Below are the records. List every line holding the word "Delayed".

Provided records>
■ ■ ■ ■ ■ ■ ■

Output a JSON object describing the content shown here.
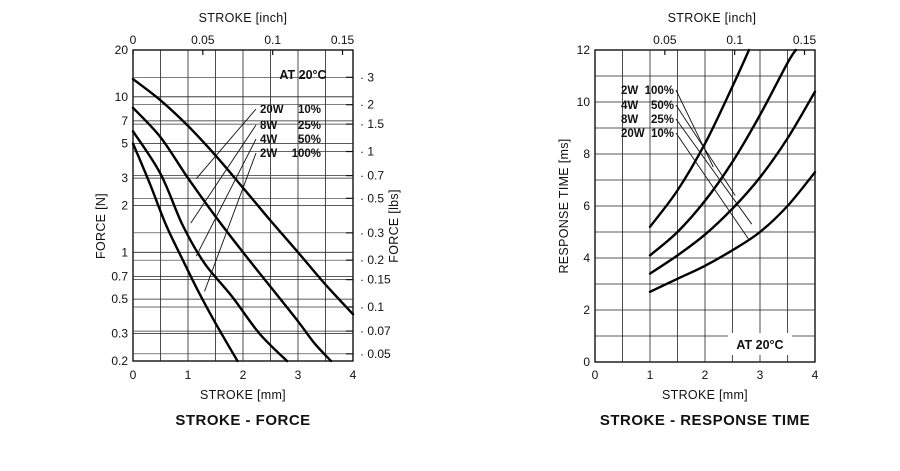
{
  "chart_data": [
    {
      "type": "line",
      "title": "STROKE - FORCE",
      "xlabel": "STROKE [mm]",
      "x2label": "STROKE [inch]",
      "ylabel": "FORCE [N]",
      "y2label": "FORCE [lbs]",
      "yscale": "log",
      "xlim": [
        0,
        4
      ],
      "ylim": [
        0.2,
        20
      ],
      "x2lim": [
        0,
        0.1575
      ],
      "x_ticks": [
        "0",
        "1",
        "2",
        "3",
        "4"
      ],
      "x2_ticks": [
        "0",
        "0.05",
        "0.1",
        "0.15"
      ],
      "y_ticks": [
        "0.2",
        "0.3",
        "0.5",
        "0.7",
        "1",
        "2",
        "3",
        "5",
        "7",
        "10",
        "20"
      ],
      "y2_ticks": [
        "0.05",
        "0.07",
        "0.1",
        "0.15",
        "0.2",
        "0.3",
        "0.5",
        "0.7",
        "1",
        "1.5",
        "2",
        "3"
      ],
      "annotation": "AT 20°C",
      "grid": true,
      "legend_position": "top-right",
      "series": [
        {
          "name": "20W 10%",
          "x": [
            0,
            0.5,
            1,
            1.5,
            2,
            2.5,
            3,
            3.5,
            4
          ],
          "y": [
            13,
            9.5,
            6.5,
            4.2,
            2.6,
            1.6,
            1.0,
            0.62,
            0.4
          ]
        },
        {
          "name": "8W 25%",
          "x": [
            0,
            0.5,
            1,
            1.5,
            2,
            2.5,
            3,
            3.3,
            3.6
          ],
          "y": [
            8.5,
            5.5,
            3.0,
            1.7,
            1.0,
            0.6,
            0.36,
            0.26,
            0.2
          ]
        },
        {
          "name": "4W 50%",
          "x": [
            0,
            0.5,
            0.9,
            1.3,
            1.8,
            2.3,
            2.8
          ],
          "y": [
            6.0,
            3.2,
            1.5,
            0.85,
            0.52,
            0.3,
            0.2
          ]
        },
        {
          "name": "2W 100%",
          "x": [
            0,
            0.3,
            0.6,
            0.9,
            1.2,
            1.5,
            1.9
          ],
          "y": [
            5.0,
            2.8,
            1.5,
            0.9,
            0.55,
            0.35,
            0.2
          ]
        }
      ]
    },
    {
      "type": "line",
      "title": "STROKE - RESPONSE TIME",
      "xlabel": "STROKE [mm]",
      "x2label": "STROKE [inch]",
      "ylabel": "RESPONSE TIME [ms]",
      "xlim": [
        0,
        4
      ],
      "ylim": [
        0,
        12
      ],
      "x2lim": [
        0,
        0.1575
      ],
      "x_ticks": [
        "0",
        "1",
        "2",
        "3",
        "4"
      ],
      "x2_ticks": [
        "0.05",
        "0.1",
        "0.15"
      ],
      "y_ticks": [
        "0",
        "2",
        "4",
        "6",
        "8",
        "10",
        "12"
      ],
      "annotation": "AT 20°C",
      "grid": true,
      "legend_position": "top-left",
      "series": [
        {
          "name": "2W 100%",
          "x": [
            1,
            1.5,
            2,
            2.5,
            2.8
          ],
          "y": [
            5.2,
            6.6,
            8.4,
            10.6,
            12
          ]
        },
        {
          "name": "4W 50%",
          "x": [
            1,
            1.5,
            2,
            2.5,
            3,
            3.5,
            3.65
          ],
          "y": [
            4.1,
            5.0,
            6.2,
            7.7,
            9.5,
            11.5,
            12
          ]
        },
        {
          "name": "8W 25%",
          "x": [
            1,
            1.5,
            2,
            2.5,
            3,
            3.5,
            4
          ],
          "y": [
            3.4,
            4.1,
            4.9,
            5.9,
            7.1,
            8.6,
            10.4
          ]
        },
        {
          "name": "20W 10%",
          "x": [
            1,
            1.5,
            2,
            2.5,
            3,
            3.5,
            4
          ],
          "y": [
            2.7,
            3.2,
            3.7,
            4.3,
            5.0,
            6.0,
            7.3
          ]
        }
      ]
    }
  ]
}
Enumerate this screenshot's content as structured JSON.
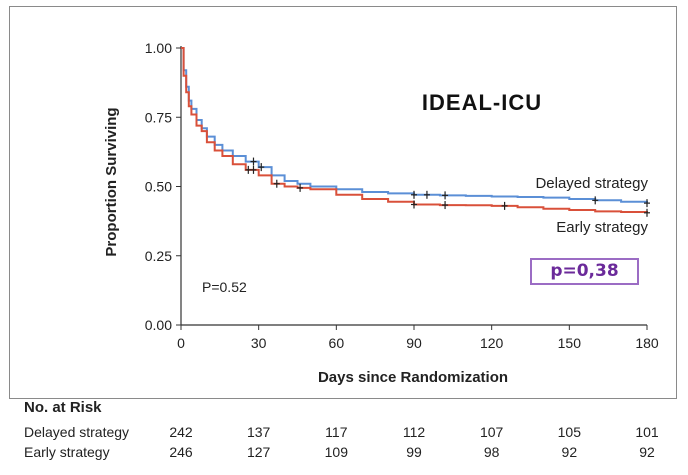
{
  "chart_data": {
    "type": "line",
    "title": "IDEAL-ICU",
    "xlabel": "Days since Randomization",
    "ylabel": "Proportion Surviving",
    "xlim": [
      0,
      180
    ],
    "ylim": [
      0,
      1
    ],
    "xticks": [
      0,
      30,
      60,
      90,
      120,
      150,
      180
    ],
    "yticks": [
      "0.00",
      "0.25",
      "0.50",
      "0.75",
      "1.00"
    ],
    "grid": false,
    "annotations": {
      "p_value_plot": "P=0.52",
      "p_value_box": "p=0,38"
    },
    "series": [
      {
        "name": "Delayed strategy",
        "color": "#5b8fd6",
        "x": [
          0,
          1,
          2,
          3,
          4,
          6,
          8,
          10,
          13,
          16,
          20,
          25,
          30,
          35,
          40,
          45,
          50,
          60,
          70,
          80,
          90,
          100,
          110,
          120,
          130,
          140,
          150,
          160,
          170,
          180
        ],
        "y": [
          1.0,
          0.92,
          0.86,
          0.81,
          0.78,
          0.74,
          0.71,
          0.68,
          0.65,
          0.63,
          0.61,
          0.59,
          0.57,
          0.54,
          0.52,
          0.51,
          0.5,
          0.49,
          0.48,
          0.475,
          0.47,
          0.468,
          0.466,
          0.464,
          0.462,
          0.46,
          0.455,
          0.45,
          0.445,
          0.44
        ],
        "censored_x": [
          28,
          31,
          90,
          95,
          102,
          160,
          180
        ]
      },
      {
        "name": "Early strategy",
        "color": "#d9503a",
        "x": [
          0,
          1,
          2,
          3,
          4,
          6,
          8,
          10,
          13,
          16,
          20,
          25,
          30,
          35,
          40,
          45,
          50,
          60,
          70,
          80,
          90,
          100,
          110,
          120,
          130,
          140,
          150,
          160,
          170,
          180
        ],
        "y": [
          1.0,
          0.9,
          0.84,
          0.79,
          0.76,
          0.72,
          0.7,
          0.66,
          0.63,
          0.61,
          0.58,
          0.56,
          0.54,
          0.51,
          0.5,
          0.495,
          0.49,
          0.47,
          0.455,
          0.445,
          0.435,
          0.433,
          0.432,
          0.43,
          0.425,
          0.42,
          0.415,
          0.41,
          0.408,
          0.405
        ],
        "censored_x": [
          26,
          28,
          37,
          46,
          90,
          102,
          125,
          180
        ]
      }
    ],
    "risk_table": {
      "heading": "No. at Risk",
      "days": [
        0,
        30,
        60,
        90,
        120,
        150,
        180
      ],
      "rows": [
        {
          "name": "Delayed strategy",
          "values": [
            "242",
            "137",
            "117",
            "112",
            "107",
            "105",
            "101"
          ]
        },
        {
          "name": "Early strategy",
          "values": [
            "246",
            "127",
            "109",
            "99",
            "98",
            "92",
            "92"
          ]
        }
      ]
    }
  }
}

■ ■ ■ ■ ■ ■ ■

Output of the exercise>
        "name": "Delayed strategy",
          "name": "Delayed strategy",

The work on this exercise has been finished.